Write out the data below word for word, everything from its first line down to the line containing "song-link[interactable]: Песня: [441, 140, 486, 153]", with that line included.
--- Start DATA FOR THIS TASK ---
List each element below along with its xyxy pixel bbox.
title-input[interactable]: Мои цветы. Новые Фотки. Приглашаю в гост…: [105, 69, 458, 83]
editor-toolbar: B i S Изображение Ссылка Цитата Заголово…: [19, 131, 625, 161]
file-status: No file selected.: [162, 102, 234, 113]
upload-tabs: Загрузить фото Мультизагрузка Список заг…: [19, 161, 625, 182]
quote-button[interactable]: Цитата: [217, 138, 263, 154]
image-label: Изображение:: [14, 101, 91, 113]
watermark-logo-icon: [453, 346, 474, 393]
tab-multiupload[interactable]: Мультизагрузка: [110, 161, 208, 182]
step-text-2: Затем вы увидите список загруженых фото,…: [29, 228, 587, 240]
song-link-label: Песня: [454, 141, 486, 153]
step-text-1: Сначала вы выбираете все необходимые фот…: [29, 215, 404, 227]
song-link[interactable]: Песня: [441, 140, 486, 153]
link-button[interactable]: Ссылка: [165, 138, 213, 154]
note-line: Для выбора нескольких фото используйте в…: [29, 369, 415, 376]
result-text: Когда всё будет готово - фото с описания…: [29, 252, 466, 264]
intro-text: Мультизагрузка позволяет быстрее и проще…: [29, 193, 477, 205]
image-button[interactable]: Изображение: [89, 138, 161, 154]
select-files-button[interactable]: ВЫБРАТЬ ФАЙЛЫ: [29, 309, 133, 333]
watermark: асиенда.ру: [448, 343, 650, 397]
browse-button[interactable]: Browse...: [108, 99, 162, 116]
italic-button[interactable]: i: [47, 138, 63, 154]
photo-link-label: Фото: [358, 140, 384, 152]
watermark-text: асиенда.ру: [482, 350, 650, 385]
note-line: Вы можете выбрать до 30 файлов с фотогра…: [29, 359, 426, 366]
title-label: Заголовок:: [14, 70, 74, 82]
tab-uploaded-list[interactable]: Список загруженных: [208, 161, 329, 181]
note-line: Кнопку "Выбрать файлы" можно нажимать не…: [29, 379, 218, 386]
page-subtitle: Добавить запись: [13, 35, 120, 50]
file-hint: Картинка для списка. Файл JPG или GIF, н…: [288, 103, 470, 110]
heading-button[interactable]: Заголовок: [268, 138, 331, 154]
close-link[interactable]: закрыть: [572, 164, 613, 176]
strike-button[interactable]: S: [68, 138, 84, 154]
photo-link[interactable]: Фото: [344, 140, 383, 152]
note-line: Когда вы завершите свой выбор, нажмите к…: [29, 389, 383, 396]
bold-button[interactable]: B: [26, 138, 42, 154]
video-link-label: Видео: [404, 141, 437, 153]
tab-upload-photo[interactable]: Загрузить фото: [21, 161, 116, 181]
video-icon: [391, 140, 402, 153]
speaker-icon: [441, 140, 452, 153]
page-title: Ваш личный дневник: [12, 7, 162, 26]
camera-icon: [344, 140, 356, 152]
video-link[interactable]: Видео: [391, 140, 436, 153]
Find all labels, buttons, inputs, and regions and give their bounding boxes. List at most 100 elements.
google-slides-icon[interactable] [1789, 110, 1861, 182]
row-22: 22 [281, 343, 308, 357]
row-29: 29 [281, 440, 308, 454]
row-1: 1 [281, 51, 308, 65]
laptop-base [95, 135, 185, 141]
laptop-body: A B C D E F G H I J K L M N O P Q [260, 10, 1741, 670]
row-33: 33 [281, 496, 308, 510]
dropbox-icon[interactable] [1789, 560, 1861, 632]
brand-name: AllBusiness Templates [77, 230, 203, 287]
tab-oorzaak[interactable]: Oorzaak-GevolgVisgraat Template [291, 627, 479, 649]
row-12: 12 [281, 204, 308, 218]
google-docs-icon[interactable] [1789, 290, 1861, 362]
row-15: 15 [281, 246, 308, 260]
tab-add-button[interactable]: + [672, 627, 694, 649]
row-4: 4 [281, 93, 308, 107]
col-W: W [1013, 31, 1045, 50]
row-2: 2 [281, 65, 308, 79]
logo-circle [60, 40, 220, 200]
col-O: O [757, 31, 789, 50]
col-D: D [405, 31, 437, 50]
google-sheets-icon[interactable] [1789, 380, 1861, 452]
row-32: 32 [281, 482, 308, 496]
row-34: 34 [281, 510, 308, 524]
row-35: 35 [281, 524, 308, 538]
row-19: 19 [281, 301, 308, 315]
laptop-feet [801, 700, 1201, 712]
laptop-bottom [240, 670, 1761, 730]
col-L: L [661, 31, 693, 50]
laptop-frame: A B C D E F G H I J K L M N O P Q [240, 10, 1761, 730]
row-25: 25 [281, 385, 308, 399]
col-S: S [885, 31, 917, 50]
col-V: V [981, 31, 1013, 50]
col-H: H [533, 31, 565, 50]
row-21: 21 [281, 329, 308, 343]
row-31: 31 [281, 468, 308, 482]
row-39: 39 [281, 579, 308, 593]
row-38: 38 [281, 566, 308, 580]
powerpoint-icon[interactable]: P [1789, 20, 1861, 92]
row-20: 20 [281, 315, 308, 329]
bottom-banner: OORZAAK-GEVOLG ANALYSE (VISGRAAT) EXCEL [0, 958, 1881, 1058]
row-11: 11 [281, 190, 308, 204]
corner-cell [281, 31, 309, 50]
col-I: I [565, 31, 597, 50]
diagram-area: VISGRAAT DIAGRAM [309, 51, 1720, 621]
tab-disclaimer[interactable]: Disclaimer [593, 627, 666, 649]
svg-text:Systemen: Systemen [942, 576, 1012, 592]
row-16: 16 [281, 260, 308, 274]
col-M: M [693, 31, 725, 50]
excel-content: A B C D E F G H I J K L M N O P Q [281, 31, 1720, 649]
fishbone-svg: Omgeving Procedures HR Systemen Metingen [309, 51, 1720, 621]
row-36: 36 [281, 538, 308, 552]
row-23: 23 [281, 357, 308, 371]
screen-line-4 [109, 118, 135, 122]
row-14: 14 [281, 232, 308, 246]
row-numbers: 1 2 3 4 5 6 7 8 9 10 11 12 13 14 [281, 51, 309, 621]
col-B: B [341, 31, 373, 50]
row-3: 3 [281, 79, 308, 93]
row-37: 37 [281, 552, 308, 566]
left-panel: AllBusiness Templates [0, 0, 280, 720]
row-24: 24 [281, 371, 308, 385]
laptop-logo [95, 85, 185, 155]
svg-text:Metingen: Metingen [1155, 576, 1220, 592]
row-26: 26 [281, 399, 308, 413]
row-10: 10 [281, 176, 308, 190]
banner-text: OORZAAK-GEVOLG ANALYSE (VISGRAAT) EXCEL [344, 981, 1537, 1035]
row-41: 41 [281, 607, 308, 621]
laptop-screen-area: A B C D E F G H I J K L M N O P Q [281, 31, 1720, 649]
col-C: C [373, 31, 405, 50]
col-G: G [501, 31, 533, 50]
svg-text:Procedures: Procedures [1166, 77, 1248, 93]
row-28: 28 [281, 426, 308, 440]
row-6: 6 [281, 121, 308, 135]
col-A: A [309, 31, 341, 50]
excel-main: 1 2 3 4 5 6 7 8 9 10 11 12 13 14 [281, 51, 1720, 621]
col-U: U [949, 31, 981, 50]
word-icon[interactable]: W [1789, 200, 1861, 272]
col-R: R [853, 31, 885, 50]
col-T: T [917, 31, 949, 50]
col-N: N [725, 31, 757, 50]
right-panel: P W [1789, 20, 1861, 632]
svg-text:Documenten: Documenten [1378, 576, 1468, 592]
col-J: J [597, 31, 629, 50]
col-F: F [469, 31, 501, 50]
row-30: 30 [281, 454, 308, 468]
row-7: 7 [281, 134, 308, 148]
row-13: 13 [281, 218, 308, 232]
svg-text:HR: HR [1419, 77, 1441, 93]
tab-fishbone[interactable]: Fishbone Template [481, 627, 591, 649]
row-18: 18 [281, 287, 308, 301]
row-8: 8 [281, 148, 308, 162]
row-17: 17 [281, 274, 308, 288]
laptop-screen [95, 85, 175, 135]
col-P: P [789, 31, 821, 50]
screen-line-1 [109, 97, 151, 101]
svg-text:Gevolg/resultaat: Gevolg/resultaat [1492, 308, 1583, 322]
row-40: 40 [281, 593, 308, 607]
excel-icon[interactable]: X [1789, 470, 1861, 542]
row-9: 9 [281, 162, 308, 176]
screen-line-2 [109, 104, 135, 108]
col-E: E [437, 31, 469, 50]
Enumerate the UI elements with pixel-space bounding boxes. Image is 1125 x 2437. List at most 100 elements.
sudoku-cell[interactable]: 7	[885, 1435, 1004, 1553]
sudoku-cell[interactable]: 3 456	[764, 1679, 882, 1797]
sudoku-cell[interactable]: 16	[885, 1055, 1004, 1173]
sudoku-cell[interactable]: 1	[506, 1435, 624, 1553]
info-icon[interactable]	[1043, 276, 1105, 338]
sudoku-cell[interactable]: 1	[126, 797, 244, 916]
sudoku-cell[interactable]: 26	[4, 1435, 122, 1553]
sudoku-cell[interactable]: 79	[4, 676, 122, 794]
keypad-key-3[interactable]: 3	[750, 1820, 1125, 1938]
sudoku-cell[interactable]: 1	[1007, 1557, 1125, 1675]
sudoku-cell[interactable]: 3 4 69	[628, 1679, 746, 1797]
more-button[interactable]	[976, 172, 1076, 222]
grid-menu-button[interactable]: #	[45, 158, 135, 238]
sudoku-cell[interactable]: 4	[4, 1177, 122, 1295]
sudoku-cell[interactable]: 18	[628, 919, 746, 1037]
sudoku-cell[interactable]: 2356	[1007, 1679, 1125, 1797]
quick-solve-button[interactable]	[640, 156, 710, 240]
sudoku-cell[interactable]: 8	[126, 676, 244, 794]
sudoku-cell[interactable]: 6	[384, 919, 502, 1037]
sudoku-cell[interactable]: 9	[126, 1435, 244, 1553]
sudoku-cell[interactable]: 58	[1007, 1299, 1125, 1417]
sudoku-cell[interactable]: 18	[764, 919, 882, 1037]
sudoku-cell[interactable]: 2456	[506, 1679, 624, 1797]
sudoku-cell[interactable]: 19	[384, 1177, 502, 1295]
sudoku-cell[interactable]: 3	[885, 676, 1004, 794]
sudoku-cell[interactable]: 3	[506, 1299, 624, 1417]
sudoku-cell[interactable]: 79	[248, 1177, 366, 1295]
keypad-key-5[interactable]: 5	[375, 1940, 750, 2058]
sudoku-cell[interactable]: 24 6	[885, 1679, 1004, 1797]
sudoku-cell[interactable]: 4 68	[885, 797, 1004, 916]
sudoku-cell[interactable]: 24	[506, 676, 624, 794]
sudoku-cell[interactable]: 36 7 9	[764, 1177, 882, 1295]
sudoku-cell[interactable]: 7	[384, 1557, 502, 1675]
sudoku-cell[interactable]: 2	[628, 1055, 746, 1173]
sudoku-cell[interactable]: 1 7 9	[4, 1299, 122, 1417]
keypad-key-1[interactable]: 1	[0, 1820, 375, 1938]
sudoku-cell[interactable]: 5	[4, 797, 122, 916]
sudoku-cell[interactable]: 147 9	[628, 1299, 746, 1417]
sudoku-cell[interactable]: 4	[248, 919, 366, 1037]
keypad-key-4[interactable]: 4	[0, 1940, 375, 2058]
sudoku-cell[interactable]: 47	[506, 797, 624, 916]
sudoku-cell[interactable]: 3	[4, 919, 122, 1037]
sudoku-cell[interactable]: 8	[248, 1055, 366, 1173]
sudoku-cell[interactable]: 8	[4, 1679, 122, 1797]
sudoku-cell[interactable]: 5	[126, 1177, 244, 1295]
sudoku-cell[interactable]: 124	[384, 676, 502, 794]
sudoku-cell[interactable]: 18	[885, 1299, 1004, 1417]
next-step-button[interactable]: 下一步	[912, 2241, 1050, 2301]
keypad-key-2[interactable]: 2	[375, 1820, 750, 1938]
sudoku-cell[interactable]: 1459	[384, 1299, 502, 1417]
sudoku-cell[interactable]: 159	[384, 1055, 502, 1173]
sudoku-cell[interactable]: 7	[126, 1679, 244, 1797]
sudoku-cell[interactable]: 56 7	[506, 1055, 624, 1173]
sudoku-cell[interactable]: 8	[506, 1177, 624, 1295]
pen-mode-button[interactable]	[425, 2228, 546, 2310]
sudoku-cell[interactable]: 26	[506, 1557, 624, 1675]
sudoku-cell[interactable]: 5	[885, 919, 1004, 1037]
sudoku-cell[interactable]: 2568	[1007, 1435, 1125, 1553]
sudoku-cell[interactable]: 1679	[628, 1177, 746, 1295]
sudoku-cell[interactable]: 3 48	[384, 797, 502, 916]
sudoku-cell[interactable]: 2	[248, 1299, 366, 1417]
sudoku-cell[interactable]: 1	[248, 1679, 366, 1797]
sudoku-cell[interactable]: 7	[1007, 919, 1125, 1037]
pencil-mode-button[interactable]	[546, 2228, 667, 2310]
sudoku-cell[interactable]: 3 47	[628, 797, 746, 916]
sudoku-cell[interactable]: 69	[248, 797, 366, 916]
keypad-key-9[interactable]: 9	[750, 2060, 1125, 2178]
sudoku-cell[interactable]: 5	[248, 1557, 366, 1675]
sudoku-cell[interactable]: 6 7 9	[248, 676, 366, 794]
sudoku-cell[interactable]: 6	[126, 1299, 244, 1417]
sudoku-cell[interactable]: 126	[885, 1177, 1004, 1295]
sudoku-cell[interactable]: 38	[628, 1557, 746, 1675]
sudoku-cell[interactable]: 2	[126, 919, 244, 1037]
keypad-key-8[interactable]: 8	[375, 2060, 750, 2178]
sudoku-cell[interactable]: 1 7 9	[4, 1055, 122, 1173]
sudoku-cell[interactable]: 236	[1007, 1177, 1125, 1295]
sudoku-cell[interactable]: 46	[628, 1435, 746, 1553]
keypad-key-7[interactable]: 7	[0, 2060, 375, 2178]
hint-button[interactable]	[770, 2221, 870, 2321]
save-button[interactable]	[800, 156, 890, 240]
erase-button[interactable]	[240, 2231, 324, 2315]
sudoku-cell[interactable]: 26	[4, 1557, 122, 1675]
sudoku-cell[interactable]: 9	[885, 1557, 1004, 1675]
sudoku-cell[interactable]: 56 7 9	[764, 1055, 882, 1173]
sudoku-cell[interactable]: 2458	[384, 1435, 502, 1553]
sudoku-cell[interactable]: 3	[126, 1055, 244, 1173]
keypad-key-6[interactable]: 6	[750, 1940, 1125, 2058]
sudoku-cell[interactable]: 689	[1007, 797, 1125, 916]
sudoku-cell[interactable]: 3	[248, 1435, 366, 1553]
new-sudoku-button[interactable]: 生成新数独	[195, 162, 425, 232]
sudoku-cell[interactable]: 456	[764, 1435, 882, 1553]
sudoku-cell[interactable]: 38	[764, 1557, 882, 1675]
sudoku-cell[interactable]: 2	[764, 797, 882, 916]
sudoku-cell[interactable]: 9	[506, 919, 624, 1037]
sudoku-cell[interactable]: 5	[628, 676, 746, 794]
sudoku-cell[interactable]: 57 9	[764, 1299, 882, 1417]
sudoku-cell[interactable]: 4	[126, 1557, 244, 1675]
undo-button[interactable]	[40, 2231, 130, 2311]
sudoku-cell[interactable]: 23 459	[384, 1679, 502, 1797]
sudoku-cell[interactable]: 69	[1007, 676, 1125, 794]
--- End DATA FOR THIS TASK ---
WORKED ANSWER >>
List each element below along with its xyxy pixel bbox.
title-input[interactable]: Мои цветы. Новые Фотки. Приглашаю в гост…: [105, 69, 458, 83]
editor-toolbar: B i S Изображение Ссылка Цитата Заголово…: [19, 131, 625, 161]
file-status: No file selected.: [162, 102, 234, 113]
upload-tabs: Загрузить фото Мультизагрузка Список заг…: [19, 161, 625, 182]
quote-button[interactable]: Цитата: [217, 138, 263, 154]
image-label: Изображение:: [14, 101, 91, 113]
watermark-logo-icon: [453, 346, 474, 393]
tab-multiupload[interactable]: Мультизагрузка: [110, 161, 208, 182]
step-text-2: Затем вы увидите список загруженых фото,…: [29, 228, 587, 240]
song-link-label: Песня: [454, 141, 486, 153]
step-text-1: Сначала вы выбираете все необходимые фот…: [29, 215, 404, 227]
song-link[interactable]: Песня: [441, 140, 486, 153]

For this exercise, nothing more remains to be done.